## Lines of data:
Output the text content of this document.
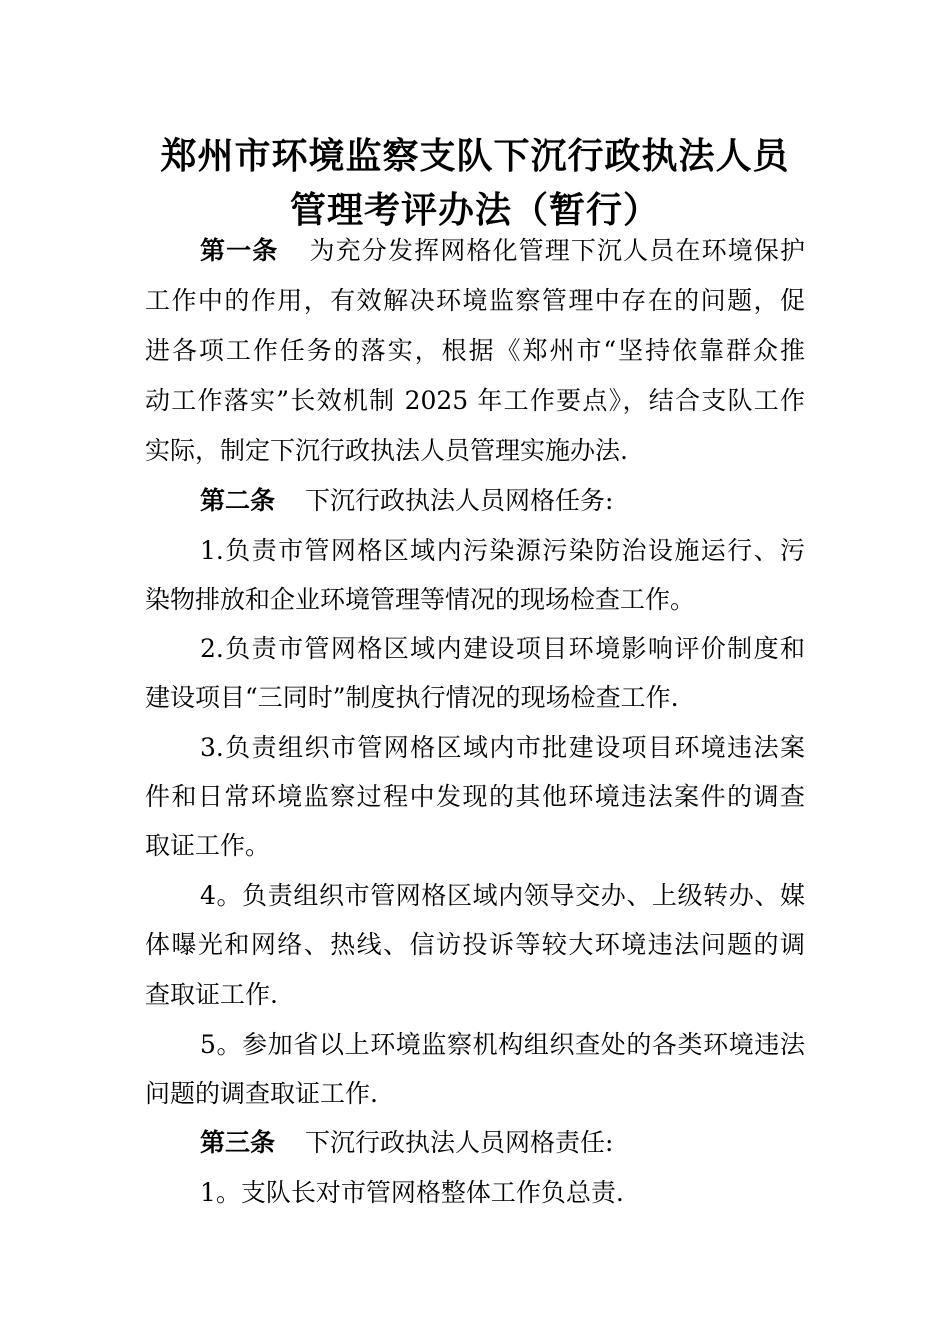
郑州市环境监察支队下沉行政执法人员
管理考评办法（暂行）
第一条 为充分发挥网格化管理下沉人员在环境保护
工作中的作用，有效解决环境监察管理中存在的问题，促
进各项工作任务的落实，根据《郑州市“坚持依靠群众推
动工作落实”长效机制 2025 年工作要点》，结合支队工作
实际，制定下沉行政执法人员管理实施办法.
第二条 下沉行政执法人员网格任务:
1.负责市管网格区域内污染源污染防治设施运行、污
染物排放和企业环境管理等情况的现场检查工作。
2.负责市管网格区域内建设项目环境影响评价制度和
建设项目“三同时”制度执行情况的现场检查工作.
3.负责组织市管网格区域内市批建设项目环境违法案
件和日常环境监察过程中发现的其他环境违法案件的调查
取证工作。
4。负责组织市管网格区域内领导交办、上级转办、媒
体曝光和网络、热线、信访投诉等较大环境违法问题的调
查取证工作.
5。参加省以上环境监察机构组织查处的各类环境违法
问题的调查取证工作.
第三条 下沉行政执法人员网格责任:
1。支队长对市管网格整体工作负总责.
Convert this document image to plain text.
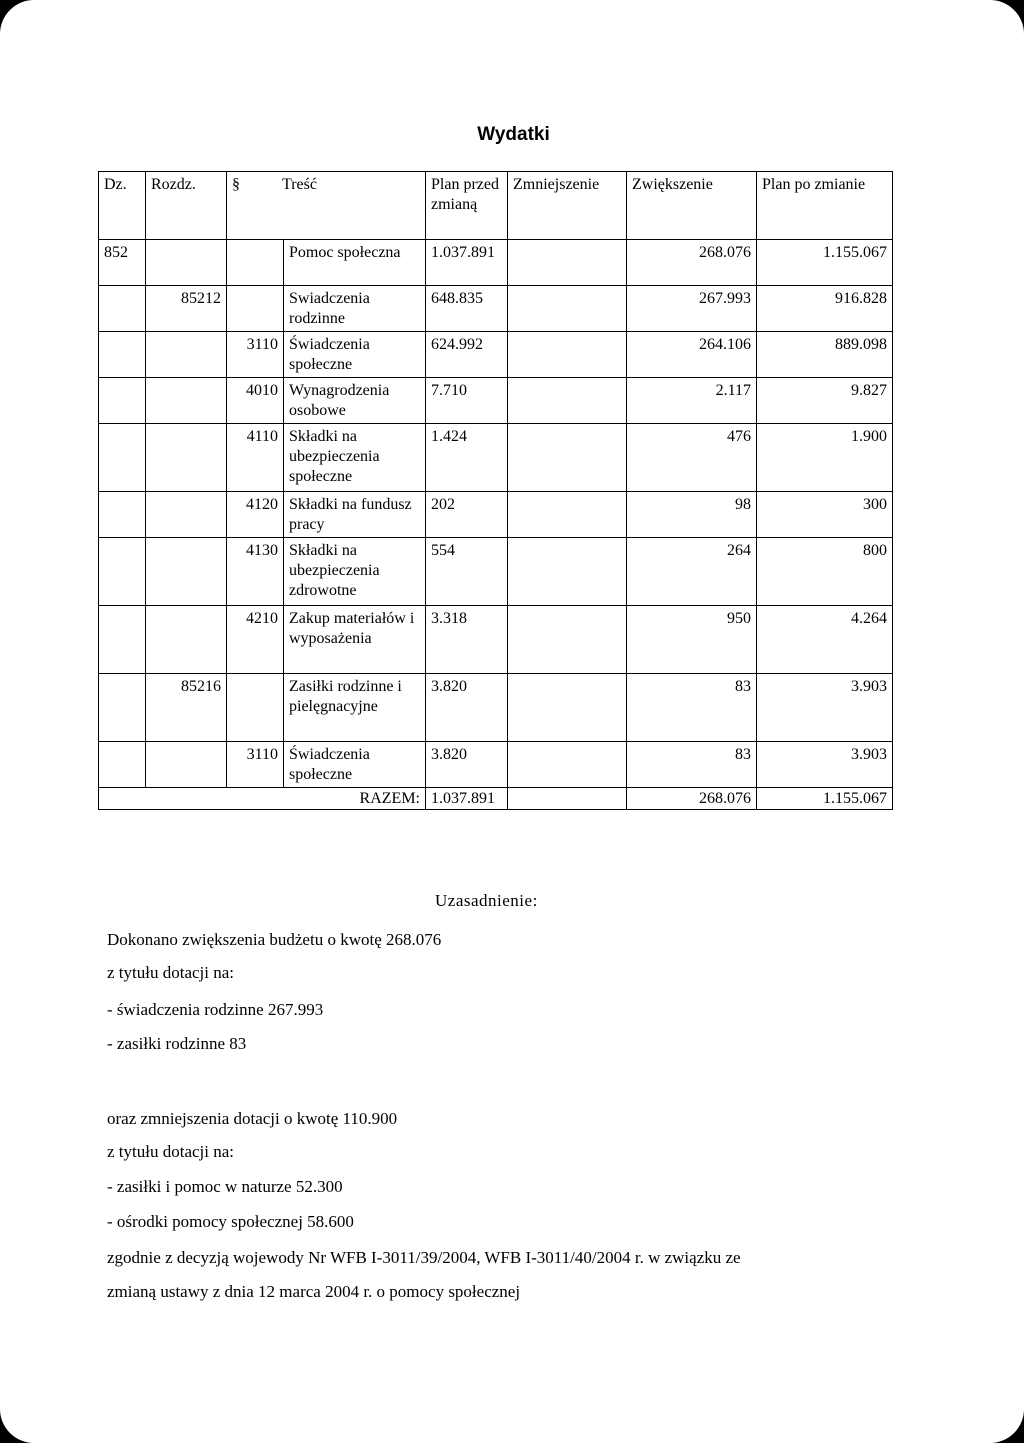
Wydatki
Dz.	Rozdz.	§ Treść		Plan przed zmianą	Zmniejszenie	Zwiększenie	Plan po zmianie
852			Pomoc społeczna	1.037.891		268.076	1.155.067
	85212		Swiadczenia rodzinne	648.835		267.993	916.828
		3110	Świadczenia społeczne	624.992		264.106	889.098
		4010	Wynagrodzenia osobowe	7.710		2.117	9.827
		4110	Składki na ubezpieczenia społeczne	1.424		476	1.900
		4120	Składki na fundusz pracy	202		98	300
		4130	Składki na ubezpieczenia zdrowotne	554		264	800
		4210	Zakup materiałów i wyposażenia	3.318		950	4.264
	85216		Zasiłki rodzinne i pielęgnacyjne	3.820		83	3.903
		3110	Świadczenia społeczne	3.820		83	3.903
RAZEM:				1.037.891		268.076	1.155.067
Uzasadnienie:
Dokonano zwiększenia budżetu o kwotę 268.076
z tytułu dotacji na:
- świadczenia rodzinne 267.993
- zasiłki rodzinne 83
oraz zmniejszenia dotacji o kwotę 110.900
z tytułu dotacji na:
- zasiłki i pomoc w naturze 52.300
- ośrodki pomocy społecznej 58.600
zgodnie z decyzją wojewody Nr WFB I-3011/39/2004, WFB I-3011/40/2004 r. w związku ze
zmianą ustawy z dnia 12 marca 2004 r. o pomocy społecznej
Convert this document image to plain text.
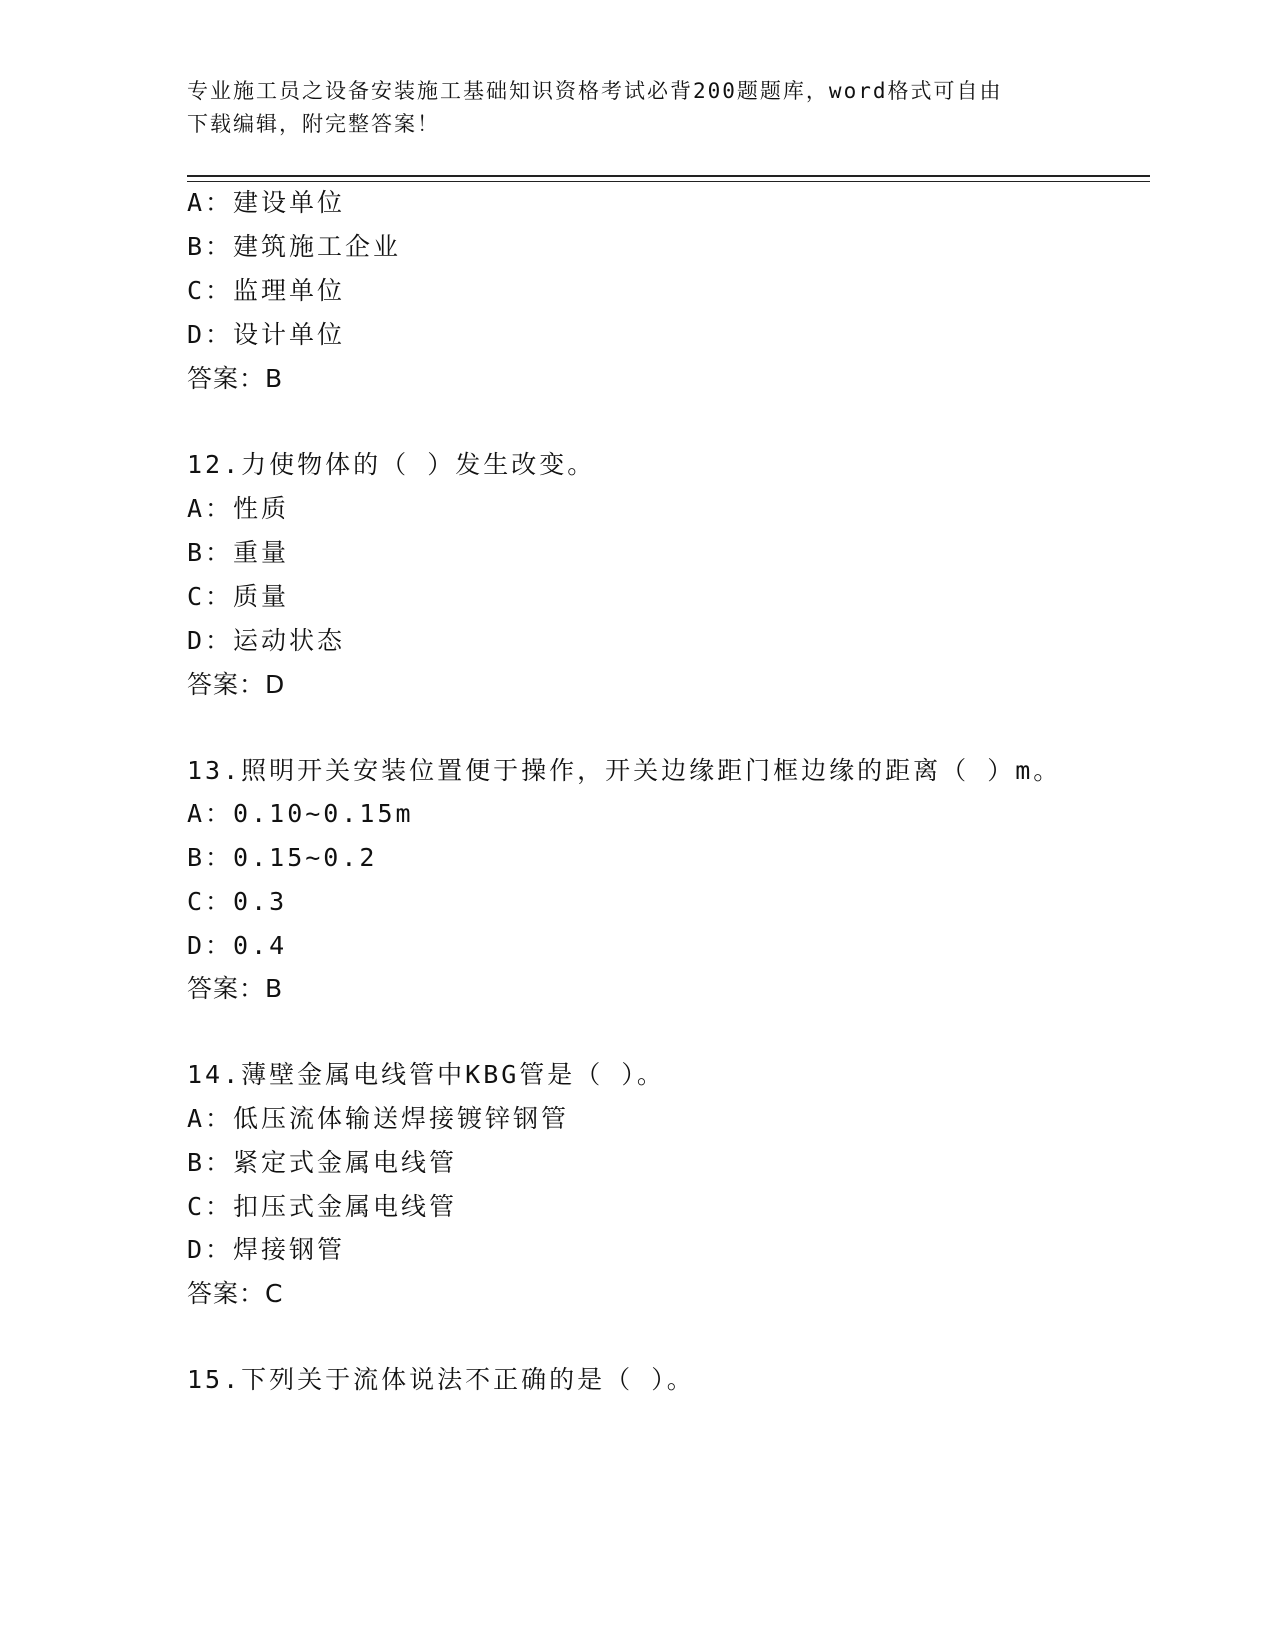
专业施工员之设备安装施工基础知识资格考试必背200题题库，word格式可自由
下载编辑，附完整答案！
A：建设单位
B：建筑施工企业
C：监理单位
D：设计单位
答案：B
12.力使物体的（ ）发生改变。
A：性质
B：重量
C：质量
D：运动状态
答案：D
13.照明开关安装位置便于操作，开关边缘距门框边缘的距离（ ）m。
A：0.10~0.15m
B：0.15~0.2
C：0.3
D：0.4
答案：B
14.薄壁金属电线管中KBG管是（ ）。
A：低压流体输送焊接镀锌钢管
B：紧定式金属电线管
C：扣压式金属电线管
D：焊接钢管
答案：C
15.下列关于流体说法不正确的是（ ）。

## Exercise directions:
Quote the records above in full, dropping each picture.

## Output of the task:
Output the text content of this document.
郑州市环境监察支队下沉行政执法人员
管理考评办法（暂行）
第一条 为充分发挥网格化管理下沉人员在环境保护
工作中的作用，有效解决环境监察管理中存在的问题，促
进各项工作任务的落实，根据《郑州市“坚持依靠群众推
动工作落实”长效机制 2025 年工作要点》，结合支队工作
实际，制定下沉行政执法人员管理实施办法.
第二条 下沉行政执法人员网格任务:
1.负责市管网格区域内污染源污染防治设施运行、污
染物排放和企业环境管理等情况的现场检查工作。
2.负责市管网格区域内建设项目环境影响评价制度和
建设项目“三同时”制度执行情况的现场检查工作.
3.负责组织市管网格区域内市批建设项目环境违法案
件和日常环境监察过程中发现的其他环境违法案件的调查
取证工作。
4。负责组织市管网格区域内领导交办、上级转办、媒
体曝光和网络、热线、信访投诉等较大环境违法问题的调
查取证工作.
5。参加省以上环境监察机构组织查处的各类环境违法
问题的调查取证工作.
第三条 下沉行政执法人员网格责任:
1。支队长对市管网格整体工作负总责.
Convert this document image to plain text.
Wydatki
Dz.	Rozdz.	§ Treść		Plan przed zmianą	Zmniejszenie	Zwiększenie	Plan po zmianie
852			Pomoc społeczna	1.037.891		268.076	1.155.067
	85212		Swiadczenia rodzinne	648.835		267.993	916.828
		3110	Świadczenia społeczne	624.992		264.106	889.098
		4010	Wynagrodzenia osobowe	7.710		2.117	9.827
		4110	Składki na ubezpieczenia społeczne	1.424		476	1.900
		4120	Składki na fundusz pracy	202		98	300
		4130	Składki na ubezpieczenia zdrowotne	554		264	800
		4210	Zakup materiałów i wyposażenia	3.318		950	4.264
	85216		Zasiłki rodzinne i pielęgnacyjne	3.820		83	3.903
		3110	Świadczenia społeczne	3.820		83	3.903
RAZEM:				1.037.891		268.076	1.155.067
Uzasadnienie:
Dokonano zwiększenia budżetu o kwotę 268.076
z tytułu dotacji na:
- świadczenia rodzinne 267.993
- zasiłki rodzinne 83
oraz zmniejszenia dotacji o kwotę 110.900
z tytułu dotacji na:
- zasiłki i pomoc w naturze 52.300
- ośrodki pomocy społecznej 58.600
zgodnie z decyzją wojewody Nr WFB I-3011/39/2004, WFB I-3011/40/2004 r. w związku ze
zmianą ustawy z dnia 12 marca 2004 r. o pomocy społecznej
Convert this document image to plain text.
专业施工员之设备安装施工基础知识资格考试必背200题题库，word格式可自由
下载编辑，附完整答案！
A：建设单位
B：建筑施工企业
C：监理单位
D：设计单位
答案：B
12.力使物体的（ ）发生改变。
A：性质
B：重量
C：质量
D：运动状态
答案：D
13.照明开关安装位置便于操作，开关边缘距门框边缘的距离（ ）m。
A：0.10~0.15m
B：0.15~0.2
C：0.3
D：0.4
答案：B
14.薄壁金属电线管中KBG管是（ ）。
A：低压流体输送焊接镀锌钢管
B：紧定式金属电线管
C：扣压式金属电线管
D：焊接钢管
答案：C
15.下列关于流体说法不正确的是（ ）。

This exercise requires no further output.